[START Input records]
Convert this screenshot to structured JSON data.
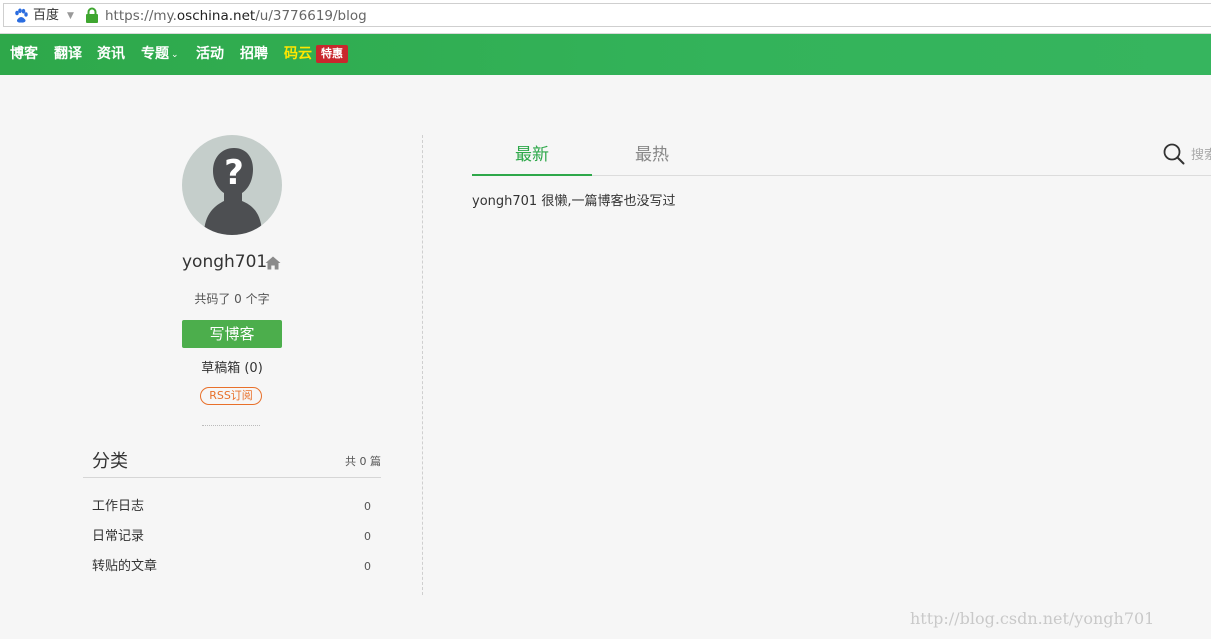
{
  "browser": {
    "search_engine": "百度",
    "url_scheme": "https://my.",
    "url_domain": "oschina.net",
    "url_path": "/u/3776619/blog"
  },
  "nav": {
    "items": [
      "博客",
      "翻译",
      "资讯",
      "专题",
      "活动",
      "招聘"
    ],
    "special": "码云",
    "badge": "特惠",
    "dropdown_glyph": "⌄"
  },
  "profile": {
    "username": "yongh701",
    "wordcount": "共码了 0 个字",
    "write_button": "写博客",
    "drafts": "草稿箱 (0)",
    "rss": "RSS订阅"
  },
  "categories": {
    "title": "分类",
    "total": "共 0 篇",
    "items": [
      {
        "name": "工作日志",
        "count": "0"
      },
      {
        "name": "日常记录",
        "count": "0"
      },
      {
        "name": "转贴的文章",
        "count": "0"
      }
    ]
  },
  "main": {
    "tabs": [
      "最新",
      "最热"
    ],
    "search_placeholder": "搜索",
    "empty_message": "yongh701 很懒,一篇博客也没写过"
  },
  "watermark": "http://blog.csdn.net/yongh701",
  "colors": {
    "nav_green": "#33b35a",
    "accent_green": "#2ea84a",
    "button_green": "#4cae4c",
    "badge_red": "#c9272d",
    "gitee_yellow": "#ffe600",
    "rss_orange": "#e8702a"
  }
}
[END Input records]
• _Given task_
Check each line of the data above for the string "blog", then report how many lines have it, with no other words.

• _Task output_
2